[Data entries]
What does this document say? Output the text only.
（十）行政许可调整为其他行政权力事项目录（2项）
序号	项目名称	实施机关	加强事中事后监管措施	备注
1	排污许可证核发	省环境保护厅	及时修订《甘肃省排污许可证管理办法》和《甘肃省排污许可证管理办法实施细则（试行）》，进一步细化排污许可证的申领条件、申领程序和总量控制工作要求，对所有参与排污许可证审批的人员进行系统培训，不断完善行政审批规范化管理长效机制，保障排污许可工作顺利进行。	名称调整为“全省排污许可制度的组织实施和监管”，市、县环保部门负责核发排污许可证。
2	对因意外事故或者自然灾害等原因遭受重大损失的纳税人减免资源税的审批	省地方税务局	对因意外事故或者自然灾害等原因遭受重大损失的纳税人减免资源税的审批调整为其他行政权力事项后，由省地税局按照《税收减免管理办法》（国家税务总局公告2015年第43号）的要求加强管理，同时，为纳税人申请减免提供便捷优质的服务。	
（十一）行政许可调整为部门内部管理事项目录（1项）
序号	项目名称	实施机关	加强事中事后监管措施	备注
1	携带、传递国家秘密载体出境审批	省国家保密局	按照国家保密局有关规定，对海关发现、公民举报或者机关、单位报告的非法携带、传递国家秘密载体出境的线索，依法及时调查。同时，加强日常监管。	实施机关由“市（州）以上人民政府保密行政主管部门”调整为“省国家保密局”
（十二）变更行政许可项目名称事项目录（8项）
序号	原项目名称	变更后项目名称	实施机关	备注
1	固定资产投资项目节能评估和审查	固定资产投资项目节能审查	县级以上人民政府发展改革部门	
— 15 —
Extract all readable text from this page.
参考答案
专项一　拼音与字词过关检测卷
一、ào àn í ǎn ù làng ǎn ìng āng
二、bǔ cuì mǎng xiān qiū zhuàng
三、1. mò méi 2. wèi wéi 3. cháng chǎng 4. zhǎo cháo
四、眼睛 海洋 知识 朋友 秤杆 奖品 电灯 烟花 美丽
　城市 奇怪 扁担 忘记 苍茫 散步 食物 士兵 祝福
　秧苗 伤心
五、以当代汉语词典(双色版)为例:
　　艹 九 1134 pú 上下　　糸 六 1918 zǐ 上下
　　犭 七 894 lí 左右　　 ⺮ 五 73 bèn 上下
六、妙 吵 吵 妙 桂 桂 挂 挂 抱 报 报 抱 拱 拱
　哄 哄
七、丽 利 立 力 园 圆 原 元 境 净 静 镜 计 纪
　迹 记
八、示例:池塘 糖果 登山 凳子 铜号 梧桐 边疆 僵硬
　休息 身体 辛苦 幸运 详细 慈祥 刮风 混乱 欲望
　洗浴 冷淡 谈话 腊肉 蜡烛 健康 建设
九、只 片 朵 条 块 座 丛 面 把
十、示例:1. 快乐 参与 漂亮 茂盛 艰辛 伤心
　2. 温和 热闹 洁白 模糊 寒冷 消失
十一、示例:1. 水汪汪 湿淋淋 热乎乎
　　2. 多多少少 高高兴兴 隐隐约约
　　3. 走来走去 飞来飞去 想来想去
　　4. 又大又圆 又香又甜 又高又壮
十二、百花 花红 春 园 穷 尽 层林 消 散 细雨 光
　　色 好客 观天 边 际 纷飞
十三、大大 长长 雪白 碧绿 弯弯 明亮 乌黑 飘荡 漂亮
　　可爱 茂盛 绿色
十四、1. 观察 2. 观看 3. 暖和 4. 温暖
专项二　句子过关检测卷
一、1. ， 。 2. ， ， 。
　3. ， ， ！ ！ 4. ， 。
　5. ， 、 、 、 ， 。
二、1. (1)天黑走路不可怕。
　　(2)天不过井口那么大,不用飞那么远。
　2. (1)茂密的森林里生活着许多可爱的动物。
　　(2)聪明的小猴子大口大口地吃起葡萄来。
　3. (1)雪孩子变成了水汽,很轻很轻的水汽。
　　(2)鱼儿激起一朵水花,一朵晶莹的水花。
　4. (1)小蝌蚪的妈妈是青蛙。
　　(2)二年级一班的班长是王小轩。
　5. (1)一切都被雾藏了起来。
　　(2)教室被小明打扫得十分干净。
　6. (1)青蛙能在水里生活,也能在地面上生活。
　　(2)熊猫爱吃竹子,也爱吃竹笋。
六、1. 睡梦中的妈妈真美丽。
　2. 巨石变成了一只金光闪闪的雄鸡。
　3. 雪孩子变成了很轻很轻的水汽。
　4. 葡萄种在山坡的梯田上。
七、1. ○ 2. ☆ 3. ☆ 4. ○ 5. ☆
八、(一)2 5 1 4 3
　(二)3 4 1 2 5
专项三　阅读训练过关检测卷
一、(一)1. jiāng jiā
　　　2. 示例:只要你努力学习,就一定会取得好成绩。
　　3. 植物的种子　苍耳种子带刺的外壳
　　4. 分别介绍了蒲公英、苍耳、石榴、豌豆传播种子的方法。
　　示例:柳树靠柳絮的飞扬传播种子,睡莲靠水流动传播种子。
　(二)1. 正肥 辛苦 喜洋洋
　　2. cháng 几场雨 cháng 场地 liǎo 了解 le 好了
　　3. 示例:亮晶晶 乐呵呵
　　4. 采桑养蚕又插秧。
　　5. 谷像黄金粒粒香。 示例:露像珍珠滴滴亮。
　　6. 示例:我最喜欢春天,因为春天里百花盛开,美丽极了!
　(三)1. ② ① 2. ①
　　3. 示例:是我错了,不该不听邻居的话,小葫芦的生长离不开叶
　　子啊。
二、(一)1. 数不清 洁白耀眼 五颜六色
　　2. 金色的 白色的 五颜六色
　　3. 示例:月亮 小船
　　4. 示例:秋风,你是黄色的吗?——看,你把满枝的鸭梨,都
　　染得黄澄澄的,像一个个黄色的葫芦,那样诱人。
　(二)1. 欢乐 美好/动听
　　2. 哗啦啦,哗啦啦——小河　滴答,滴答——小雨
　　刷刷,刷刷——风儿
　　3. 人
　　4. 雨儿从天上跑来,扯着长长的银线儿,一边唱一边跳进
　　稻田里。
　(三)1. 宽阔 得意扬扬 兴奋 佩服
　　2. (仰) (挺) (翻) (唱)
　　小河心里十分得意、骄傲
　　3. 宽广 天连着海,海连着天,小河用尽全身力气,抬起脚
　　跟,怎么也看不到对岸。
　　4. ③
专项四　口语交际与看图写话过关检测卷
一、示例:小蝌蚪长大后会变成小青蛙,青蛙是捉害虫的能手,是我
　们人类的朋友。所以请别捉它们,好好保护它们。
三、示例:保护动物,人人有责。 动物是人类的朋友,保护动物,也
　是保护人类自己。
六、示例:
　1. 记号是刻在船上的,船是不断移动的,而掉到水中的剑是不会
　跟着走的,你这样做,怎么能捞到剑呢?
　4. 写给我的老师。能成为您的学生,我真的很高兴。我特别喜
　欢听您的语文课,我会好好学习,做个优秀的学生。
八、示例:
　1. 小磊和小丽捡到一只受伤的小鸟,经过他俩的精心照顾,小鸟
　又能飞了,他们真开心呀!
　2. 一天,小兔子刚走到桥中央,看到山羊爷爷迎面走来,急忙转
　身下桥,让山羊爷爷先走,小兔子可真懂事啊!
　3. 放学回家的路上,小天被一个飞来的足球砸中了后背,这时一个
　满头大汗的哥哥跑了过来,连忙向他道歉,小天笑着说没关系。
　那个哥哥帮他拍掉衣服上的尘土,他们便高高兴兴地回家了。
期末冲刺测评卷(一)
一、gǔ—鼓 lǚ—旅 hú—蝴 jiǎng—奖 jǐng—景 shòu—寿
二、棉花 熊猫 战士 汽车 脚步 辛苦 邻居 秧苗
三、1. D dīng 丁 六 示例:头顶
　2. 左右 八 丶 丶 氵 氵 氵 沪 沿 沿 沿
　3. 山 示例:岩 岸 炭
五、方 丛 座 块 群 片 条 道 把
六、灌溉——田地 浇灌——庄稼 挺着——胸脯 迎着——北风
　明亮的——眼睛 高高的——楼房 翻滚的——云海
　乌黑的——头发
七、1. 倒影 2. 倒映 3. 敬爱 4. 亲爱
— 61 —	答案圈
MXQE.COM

▸ DESCRIPTION OF THE TASK: Copy out each line of the records where the string "this" appears.

▸ OUTPUT OF THE TASK:
What does this document say? Output the text only.
Extract all readable text from this page.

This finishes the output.